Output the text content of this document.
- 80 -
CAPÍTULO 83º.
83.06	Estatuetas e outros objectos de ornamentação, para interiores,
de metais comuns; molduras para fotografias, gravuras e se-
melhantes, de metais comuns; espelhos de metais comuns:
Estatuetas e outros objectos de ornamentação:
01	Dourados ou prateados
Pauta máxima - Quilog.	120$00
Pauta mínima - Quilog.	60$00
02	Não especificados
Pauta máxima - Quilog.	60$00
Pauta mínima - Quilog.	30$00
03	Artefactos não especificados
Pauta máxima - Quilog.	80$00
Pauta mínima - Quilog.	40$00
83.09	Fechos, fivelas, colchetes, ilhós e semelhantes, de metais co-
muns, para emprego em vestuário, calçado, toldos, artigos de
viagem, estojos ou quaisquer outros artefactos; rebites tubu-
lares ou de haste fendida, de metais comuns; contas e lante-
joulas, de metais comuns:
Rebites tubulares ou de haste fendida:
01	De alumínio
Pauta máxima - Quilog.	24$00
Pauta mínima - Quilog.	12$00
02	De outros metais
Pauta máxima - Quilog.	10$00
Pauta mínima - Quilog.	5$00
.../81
——————
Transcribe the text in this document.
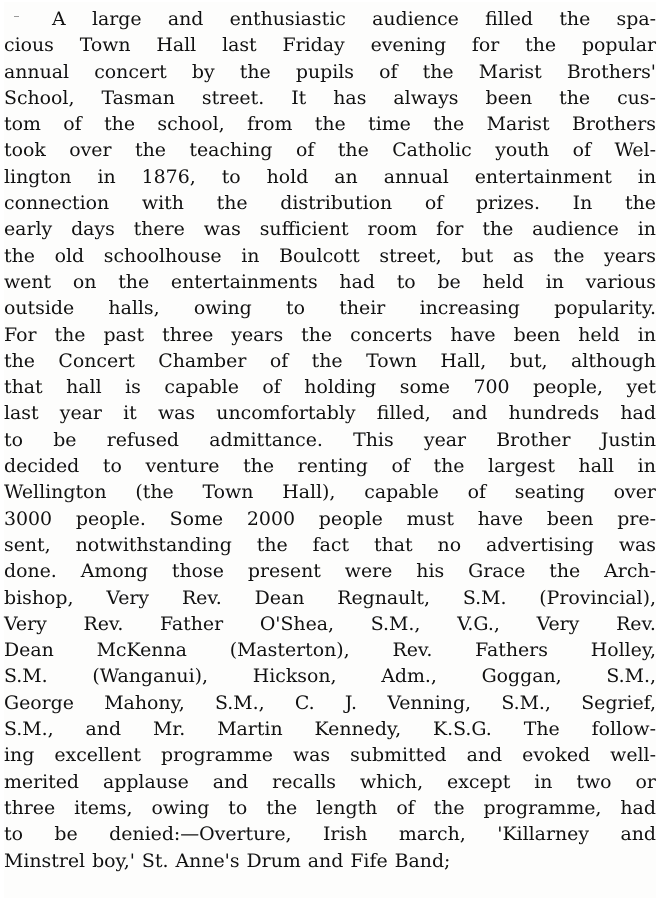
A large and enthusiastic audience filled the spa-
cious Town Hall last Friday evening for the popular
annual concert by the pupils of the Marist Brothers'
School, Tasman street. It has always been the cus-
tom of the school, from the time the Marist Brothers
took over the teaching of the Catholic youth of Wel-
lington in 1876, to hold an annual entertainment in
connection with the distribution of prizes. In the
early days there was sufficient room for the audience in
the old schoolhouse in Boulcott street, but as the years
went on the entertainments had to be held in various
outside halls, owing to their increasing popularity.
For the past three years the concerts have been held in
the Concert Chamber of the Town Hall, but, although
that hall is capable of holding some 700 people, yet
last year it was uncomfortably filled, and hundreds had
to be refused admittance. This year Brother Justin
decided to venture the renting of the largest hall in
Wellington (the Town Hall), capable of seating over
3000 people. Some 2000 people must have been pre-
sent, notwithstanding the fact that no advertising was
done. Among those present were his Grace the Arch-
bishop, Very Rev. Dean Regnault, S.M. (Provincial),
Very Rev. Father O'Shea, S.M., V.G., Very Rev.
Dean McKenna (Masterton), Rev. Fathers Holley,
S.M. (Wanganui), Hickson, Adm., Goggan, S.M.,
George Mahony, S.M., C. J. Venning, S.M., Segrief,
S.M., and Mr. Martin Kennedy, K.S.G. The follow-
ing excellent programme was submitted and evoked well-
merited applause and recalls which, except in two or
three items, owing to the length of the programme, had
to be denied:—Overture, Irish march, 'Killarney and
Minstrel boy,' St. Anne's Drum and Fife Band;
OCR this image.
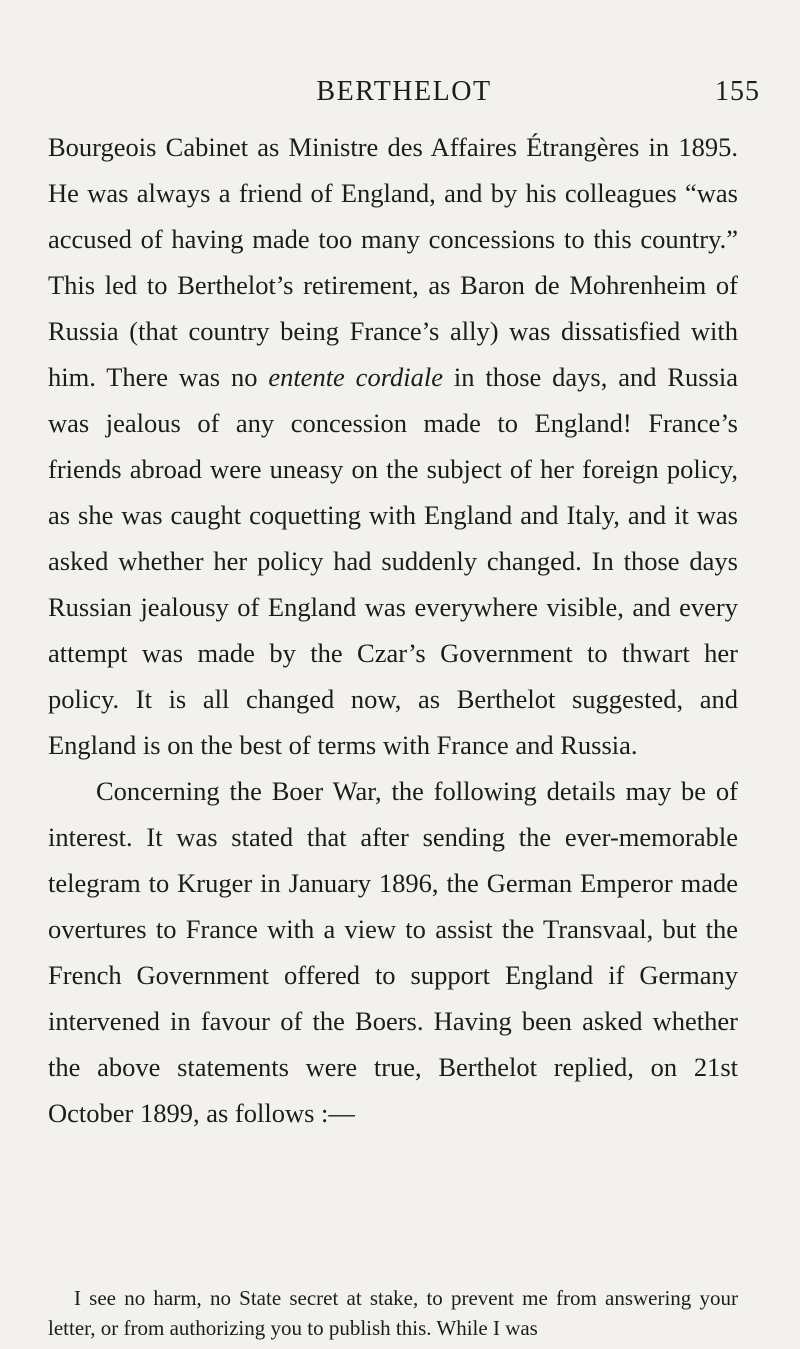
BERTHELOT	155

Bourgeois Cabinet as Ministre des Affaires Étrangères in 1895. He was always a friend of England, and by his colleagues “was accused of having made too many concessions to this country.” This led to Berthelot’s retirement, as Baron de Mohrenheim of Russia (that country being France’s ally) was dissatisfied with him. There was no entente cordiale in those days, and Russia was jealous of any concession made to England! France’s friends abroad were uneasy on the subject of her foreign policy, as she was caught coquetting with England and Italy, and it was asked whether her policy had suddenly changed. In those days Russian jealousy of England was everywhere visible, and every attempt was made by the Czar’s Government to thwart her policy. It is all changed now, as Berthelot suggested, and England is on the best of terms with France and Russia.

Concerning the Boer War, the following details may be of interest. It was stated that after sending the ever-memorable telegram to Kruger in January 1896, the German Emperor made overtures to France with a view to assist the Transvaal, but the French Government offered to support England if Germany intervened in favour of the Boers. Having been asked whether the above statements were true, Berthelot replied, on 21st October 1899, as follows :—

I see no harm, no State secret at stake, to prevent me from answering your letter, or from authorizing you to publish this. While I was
——————
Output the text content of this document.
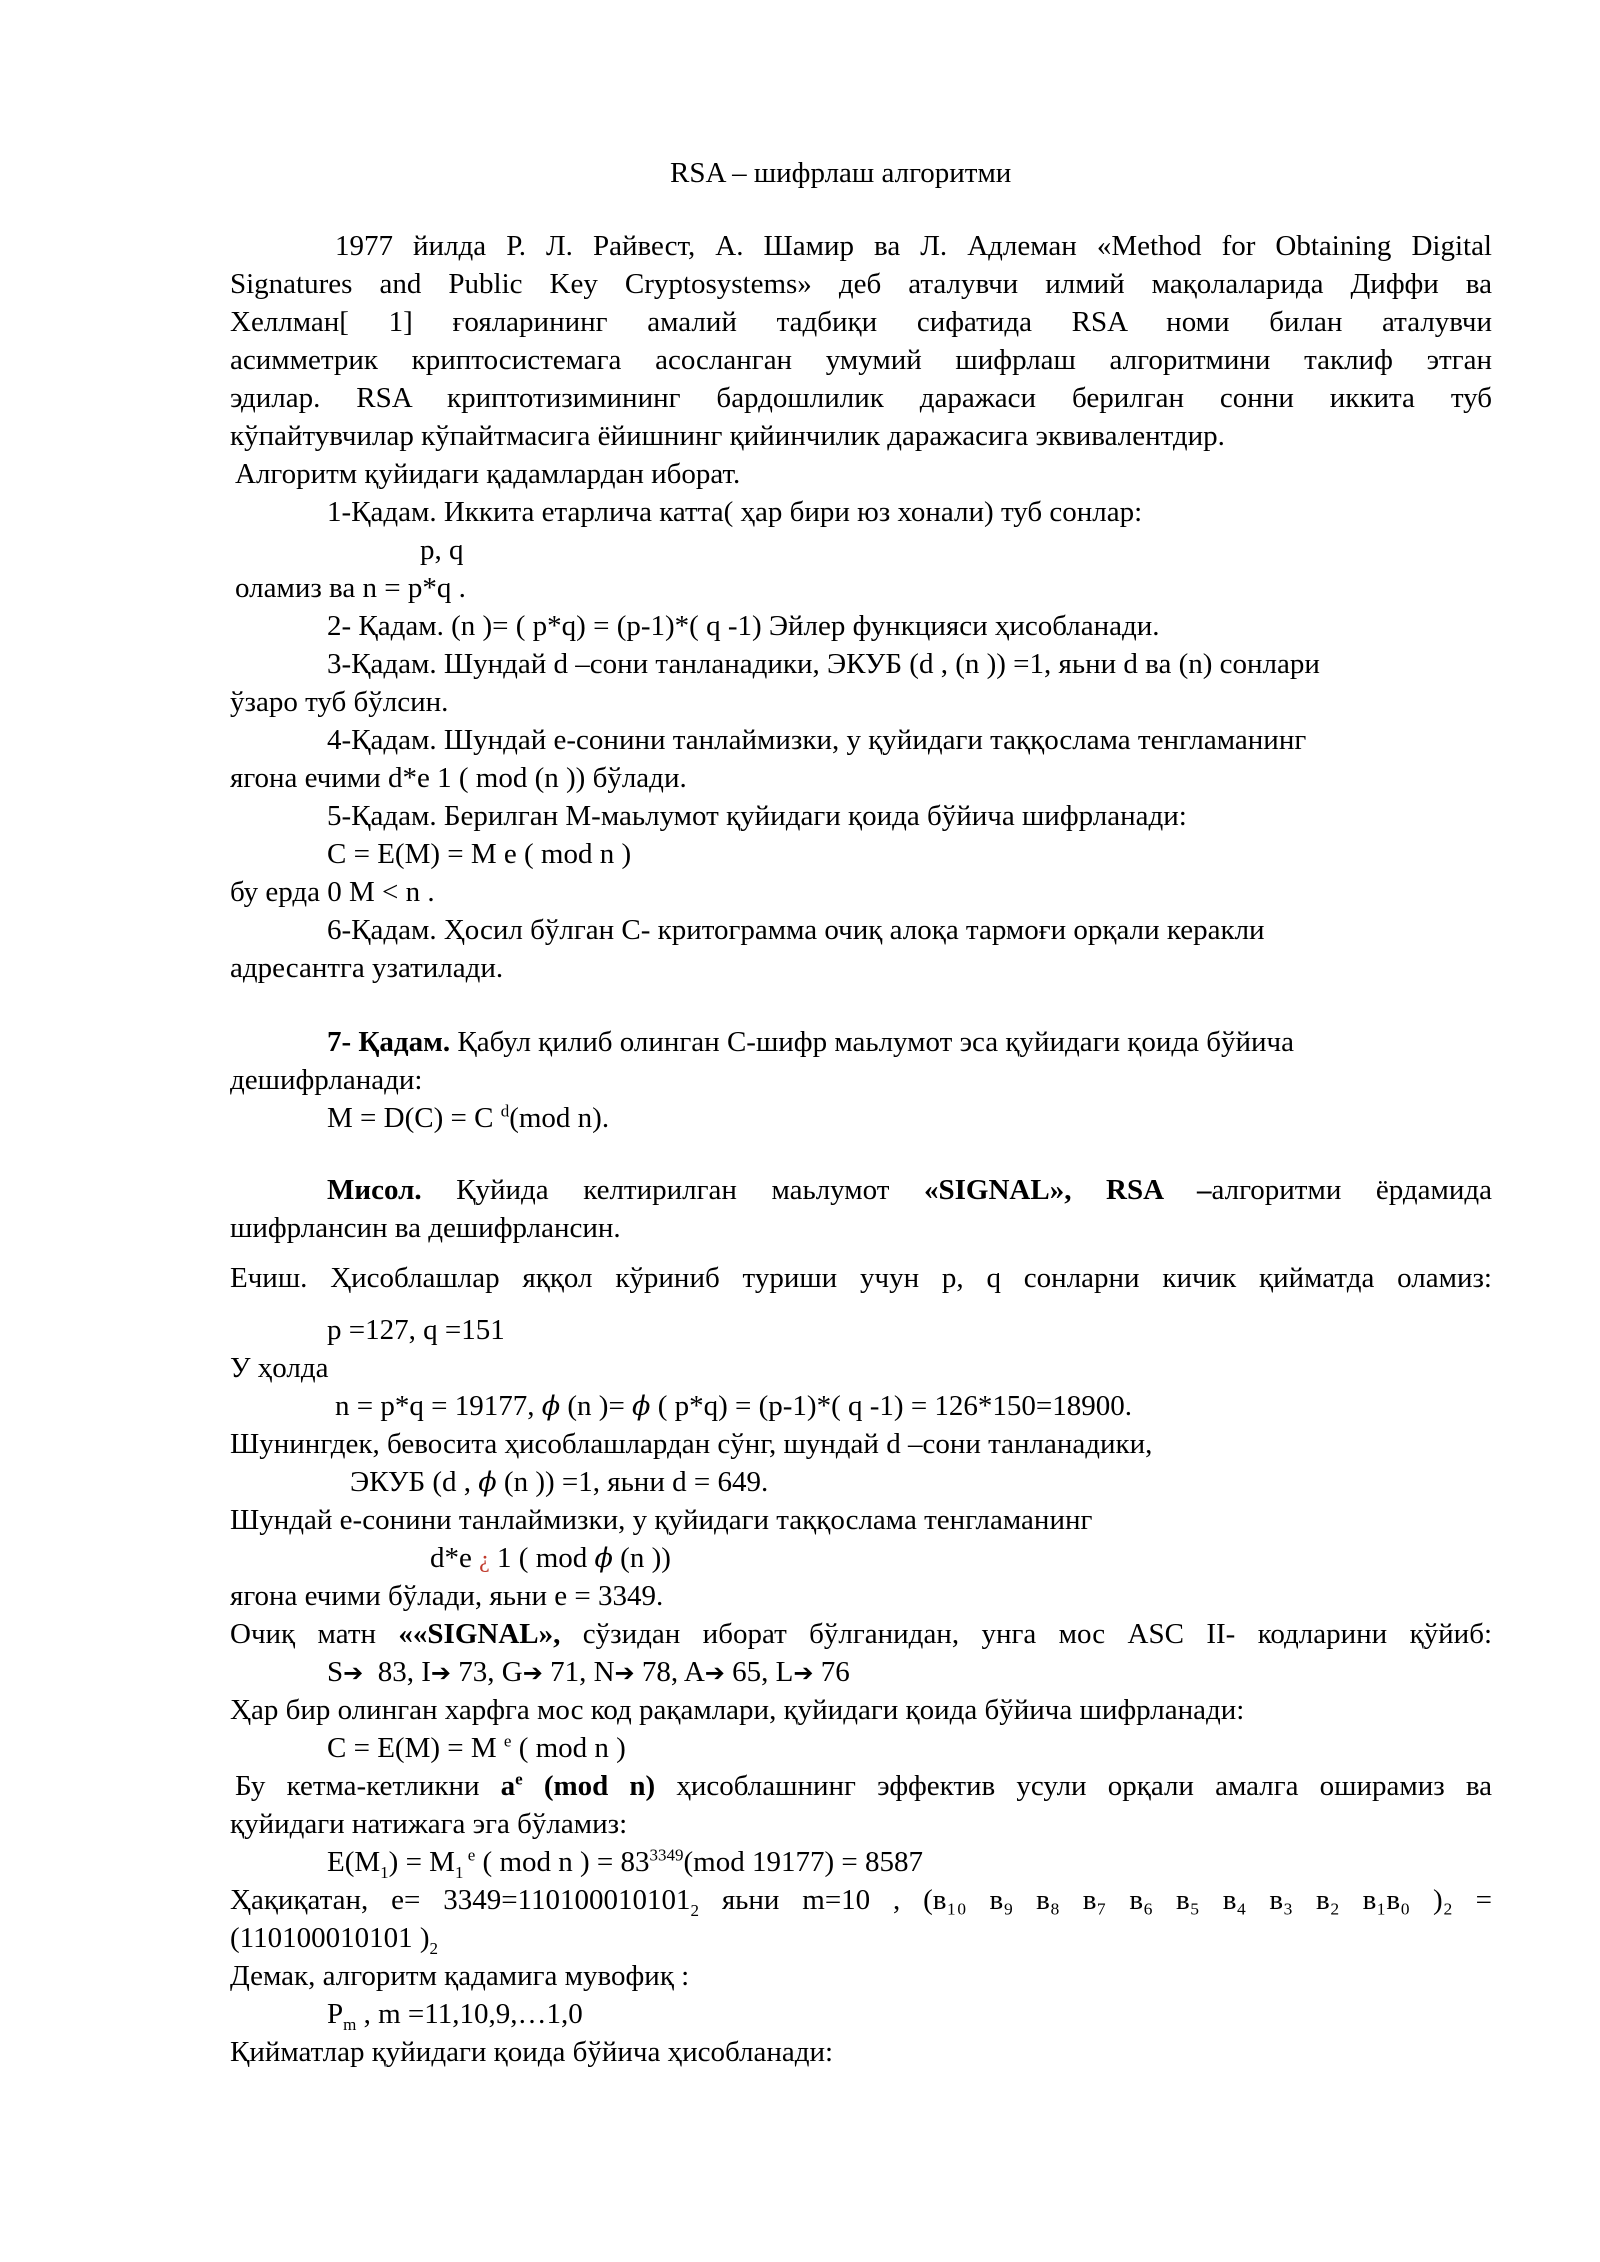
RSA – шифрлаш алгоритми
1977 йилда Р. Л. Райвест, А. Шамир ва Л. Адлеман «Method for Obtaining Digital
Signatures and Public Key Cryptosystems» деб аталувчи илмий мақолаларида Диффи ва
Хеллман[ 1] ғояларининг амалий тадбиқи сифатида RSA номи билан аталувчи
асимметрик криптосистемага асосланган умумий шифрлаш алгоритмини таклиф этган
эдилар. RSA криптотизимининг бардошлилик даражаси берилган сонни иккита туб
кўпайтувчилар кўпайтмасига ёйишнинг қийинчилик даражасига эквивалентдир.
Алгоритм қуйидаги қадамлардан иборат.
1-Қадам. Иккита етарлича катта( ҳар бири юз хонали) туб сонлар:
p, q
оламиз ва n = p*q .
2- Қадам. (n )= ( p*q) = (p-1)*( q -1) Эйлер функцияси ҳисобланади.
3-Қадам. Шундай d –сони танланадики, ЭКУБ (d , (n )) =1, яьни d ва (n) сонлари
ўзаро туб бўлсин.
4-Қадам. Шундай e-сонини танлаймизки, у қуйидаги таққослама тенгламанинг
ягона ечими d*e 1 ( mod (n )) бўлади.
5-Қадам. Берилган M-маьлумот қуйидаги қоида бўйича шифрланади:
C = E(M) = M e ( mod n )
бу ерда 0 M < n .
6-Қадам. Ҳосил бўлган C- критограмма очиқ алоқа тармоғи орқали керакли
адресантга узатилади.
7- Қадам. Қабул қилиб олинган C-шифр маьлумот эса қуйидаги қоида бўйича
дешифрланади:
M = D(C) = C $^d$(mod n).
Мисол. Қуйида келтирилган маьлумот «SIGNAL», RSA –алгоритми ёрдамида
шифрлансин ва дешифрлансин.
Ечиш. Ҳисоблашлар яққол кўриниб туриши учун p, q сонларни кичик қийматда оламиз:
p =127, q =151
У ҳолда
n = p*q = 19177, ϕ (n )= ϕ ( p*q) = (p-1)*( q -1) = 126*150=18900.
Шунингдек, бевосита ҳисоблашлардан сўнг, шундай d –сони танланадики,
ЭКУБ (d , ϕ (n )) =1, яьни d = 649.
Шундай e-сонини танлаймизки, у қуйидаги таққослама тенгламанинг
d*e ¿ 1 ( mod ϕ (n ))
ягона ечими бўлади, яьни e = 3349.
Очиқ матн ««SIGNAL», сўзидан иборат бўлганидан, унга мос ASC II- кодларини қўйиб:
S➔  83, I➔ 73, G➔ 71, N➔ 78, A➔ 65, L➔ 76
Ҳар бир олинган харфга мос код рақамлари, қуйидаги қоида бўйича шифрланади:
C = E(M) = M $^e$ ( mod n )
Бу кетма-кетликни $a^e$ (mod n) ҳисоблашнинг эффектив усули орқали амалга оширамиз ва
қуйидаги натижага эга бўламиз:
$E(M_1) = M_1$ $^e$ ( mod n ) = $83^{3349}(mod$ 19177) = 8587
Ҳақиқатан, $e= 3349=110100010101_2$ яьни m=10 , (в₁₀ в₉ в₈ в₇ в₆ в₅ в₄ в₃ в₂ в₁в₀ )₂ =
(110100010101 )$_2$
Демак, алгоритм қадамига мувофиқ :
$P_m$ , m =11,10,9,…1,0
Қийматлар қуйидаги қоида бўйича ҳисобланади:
——————
What this task involves. What is the number of lines in the data that hold the string "ЭКУБ"? Answer with the number only.

Response. 2